**Task details:**
Will you print the material below without altering a single character?
┌──
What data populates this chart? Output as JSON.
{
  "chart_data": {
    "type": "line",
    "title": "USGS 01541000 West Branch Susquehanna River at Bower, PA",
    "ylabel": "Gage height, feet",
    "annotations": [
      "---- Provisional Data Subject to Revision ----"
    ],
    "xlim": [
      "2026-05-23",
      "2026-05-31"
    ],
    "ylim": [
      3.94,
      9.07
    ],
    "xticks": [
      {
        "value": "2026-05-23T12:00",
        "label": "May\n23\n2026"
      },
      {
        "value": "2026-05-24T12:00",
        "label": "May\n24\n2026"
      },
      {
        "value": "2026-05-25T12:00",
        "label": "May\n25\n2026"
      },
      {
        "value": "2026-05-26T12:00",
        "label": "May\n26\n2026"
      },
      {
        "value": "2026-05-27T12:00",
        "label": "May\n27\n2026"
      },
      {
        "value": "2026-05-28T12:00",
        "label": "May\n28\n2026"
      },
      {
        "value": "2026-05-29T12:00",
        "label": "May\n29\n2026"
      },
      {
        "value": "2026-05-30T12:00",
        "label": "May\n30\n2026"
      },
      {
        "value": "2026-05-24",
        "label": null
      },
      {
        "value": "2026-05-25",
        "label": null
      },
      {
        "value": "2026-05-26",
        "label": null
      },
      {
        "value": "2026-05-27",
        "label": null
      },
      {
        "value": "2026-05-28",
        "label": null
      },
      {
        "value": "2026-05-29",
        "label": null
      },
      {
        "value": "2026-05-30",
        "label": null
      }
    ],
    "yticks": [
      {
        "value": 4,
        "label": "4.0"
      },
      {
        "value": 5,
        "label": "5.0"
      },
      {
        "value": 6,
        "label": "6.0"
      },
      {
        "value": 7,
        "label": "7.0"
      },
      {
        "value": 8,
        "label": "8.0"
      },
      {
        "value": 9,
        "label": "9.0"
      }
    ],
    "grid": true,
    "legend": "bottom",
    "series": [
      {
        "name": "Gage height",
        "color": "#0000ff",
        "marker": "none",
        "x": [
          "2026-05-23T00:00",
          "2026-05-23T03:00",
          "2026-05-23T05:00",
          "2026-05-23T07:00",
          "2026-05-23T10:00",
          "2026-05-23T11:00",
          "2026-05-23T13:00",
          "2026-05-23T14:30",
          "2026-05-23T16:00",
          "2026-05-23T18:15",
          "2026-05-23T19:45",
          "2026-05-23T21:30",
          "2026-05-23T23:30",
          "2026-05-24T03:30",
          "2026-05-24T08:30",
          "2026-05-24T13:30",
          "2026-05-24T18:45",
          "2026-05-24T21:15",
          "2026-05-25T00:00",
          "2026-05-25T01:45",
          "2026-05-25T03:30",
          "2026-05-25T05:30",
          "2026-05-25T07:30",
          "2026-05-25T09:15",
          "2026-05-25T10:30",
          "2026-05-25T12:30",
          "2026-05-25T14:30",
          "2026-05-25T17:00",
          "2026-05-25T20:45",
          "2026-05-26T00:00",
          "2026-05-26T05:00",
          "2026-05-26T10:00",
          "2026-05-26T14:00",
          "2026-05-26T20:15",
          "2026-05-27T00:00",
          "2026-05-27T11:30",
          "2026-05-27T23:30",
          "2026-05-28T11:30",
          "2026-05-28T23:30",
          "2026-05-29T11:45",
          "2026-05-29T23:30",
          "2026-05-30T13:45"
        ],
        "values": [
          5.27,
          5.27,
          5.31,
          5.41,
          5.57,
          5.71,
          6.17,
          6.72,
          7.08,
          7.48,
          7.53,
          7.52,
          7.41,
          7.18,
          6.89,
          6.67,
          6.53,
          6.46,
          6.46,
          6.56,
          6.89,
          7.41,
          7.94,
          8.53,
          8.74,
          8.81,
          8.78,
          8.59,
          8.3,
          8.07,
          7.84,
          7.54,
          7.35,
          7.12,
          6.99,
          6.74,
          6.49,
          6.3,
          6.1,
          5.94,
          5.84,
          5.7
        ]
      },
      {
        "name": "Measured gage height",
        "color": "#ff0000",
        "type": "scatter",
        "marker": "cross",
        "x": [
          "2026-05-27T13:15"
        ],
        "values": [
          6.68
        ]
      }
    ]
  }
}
└──
**Expected answer:**
What data populates this chart? Output as JSON.
{
  "chart_data": {
    "type": "line",
    "title": "USGS 01541000 West Branch Susquehanna River at Bower, PA",
    "ylabel": "Gage height, feet",
    "annotations": [
      "---- Provisional Data Subject to Revision ----"
    ],
    "xlim": [
      "2026-05-23",
      "2026-05-31"
    ],
    "ylim": [
      3.94,
      9.07
    ],
    "xticks": [
      {
        "value": "2026-05-23T12:00",
        "label": "May\n23\n2026"
      },
      {
        "value": "2026-05-24T12:00",
        "label": "May\n24\n2026"
      },
      {
        "value": "2026-05-25T12:00",
        "label": "May\n25\n2026"
      },
      {
        "value": "2026-05-26T12:00",
        "label": "May\n26\n2026"
      },
      {
        "value": "2026-05-27T12:00",
        "label": "May\n27\n2026"
      },
      {
        "value": "2026-05-28T12:00",
        "label": "May\n28\n2026"
      },
      {
        "value": "2026-05-29T12:00",
        "label": "May\n29\n2026"
      },
      {
        "value": "2026-05-30T12:00",
        "label": "May\n30\n2026"
      },
      {
        "value": "2026-05-24",
        "label": null
      },
      {
        "value": "2026-05-25",
        "label": null
      },
      {
        "value": "2026-05-26",
        "label": null
      },
      {
        "value": "2026-05-27",
        "label": null
      },
      {
        "value": "2026-05-28",
        "label": null
      },
      {
        "value": "2026-05-29",
        "label": null
      },
      {
        "value": "2026-05-30",
        "label": null
      }
    ],
    "yticks": [
      {
        "value": 4,
        "label": "4.0"
      },
      {
        "value": 5,
        "label": "5.0"
      },
      {
        "value": 6,
        "label": "6.0"
      },
      {
        "value": 7,
        "label": "7.0"
      },
      {
        "value": 8,
        "label": "8.0"
      },
      {
        "value": 9,
        "label": "9.0"
      }
    ],
    "grid": true,
    "legend": "bottom",
    "series": [
      {
        "name": "Gage height",
        "color": "#0000ff",
        "marker": "none",
        "x": [
          "2026-05-23T00:00",
          "2026-05-23T03:00",
          "2026-05-23T05:00",
          "2026-05-23T07:00",
          "2026-05-23T10:00",
          "2026-05-23T11:00",
          "2026-05-23T13:00",
          "2026-05-23T14:30",
          "2026-05-23T16:00",
          "2026-05-23T18:15",
          "2026-05-23T19:45",
          "2026-05-23T21:30",
          "2026-05-23T23:30",
          "2026-05-24T03:30",
          "2026-05-24T08:30",
          "2026-05-24T13:30",
          "2026-05-24T18:45",
          "2026-05-24T21:15",
          "2026-05-25T00:00",
          "2026-05-25T01:45",
          "2026-05-25T03:30",
          "2026-05-25T05:30",
          "2026-05-25T07:30",
          "2026-05-25T09:15",
          "2026-05-25T10:30",
          "2026-05-25T12:30",
          "2026-05-25T14:30",
          "2026-05-25T17:00",
          "2026-05-25T20:45",
          "2026-05-26T00:00",
          "2026-05-26T05:00",
          "2026-05-26T10:00",
          "2026-05-26T14:00",
          "2026-05-26T20:15",
          "2026-05-27T00:00",
          "2026-05-27T11:30",
          "2026-05-27T23:30",
          "2026-05-28T11:30",
          "2026-05-28T23:30",
          "2026-05-29T11:45",
          "2026-05-29T23:30",
          "2026-05-30T13:45"
        ],
        "values": [
          5.27,
          5.27,
          5.31,
          5.41,
          5.57,
          5.71,
          6.17,
          6.72,
          7.08,
          7.48,
          7.53,
          7.52,
          7.41,
          7.18,
          6.89,
          6.67,
          6.53,
          6.46,
          6.46,
          6.56,
          6.89,
          7.41,
          7.94,
          8.53,
          8.74,
          8.81,
          8.78,
          8.59,
          8.3,
          8.07,
          7.84,
          7.54,
          7.35,
          7.12,
          6.99,
          6.74,
          6.49,
          6.3,
          6.1,
          5.94,
          5.84,
          5.7
        ]
      },
      {
        "name": "Measured gage height",
        "color": "#ff0000",
        "type": "scatter",
        "marker": "cross",
        "x": [
          "2026-05-27T13:15"
        ],
        "values": [
          6.68
        ]
      }
    ]
  }
}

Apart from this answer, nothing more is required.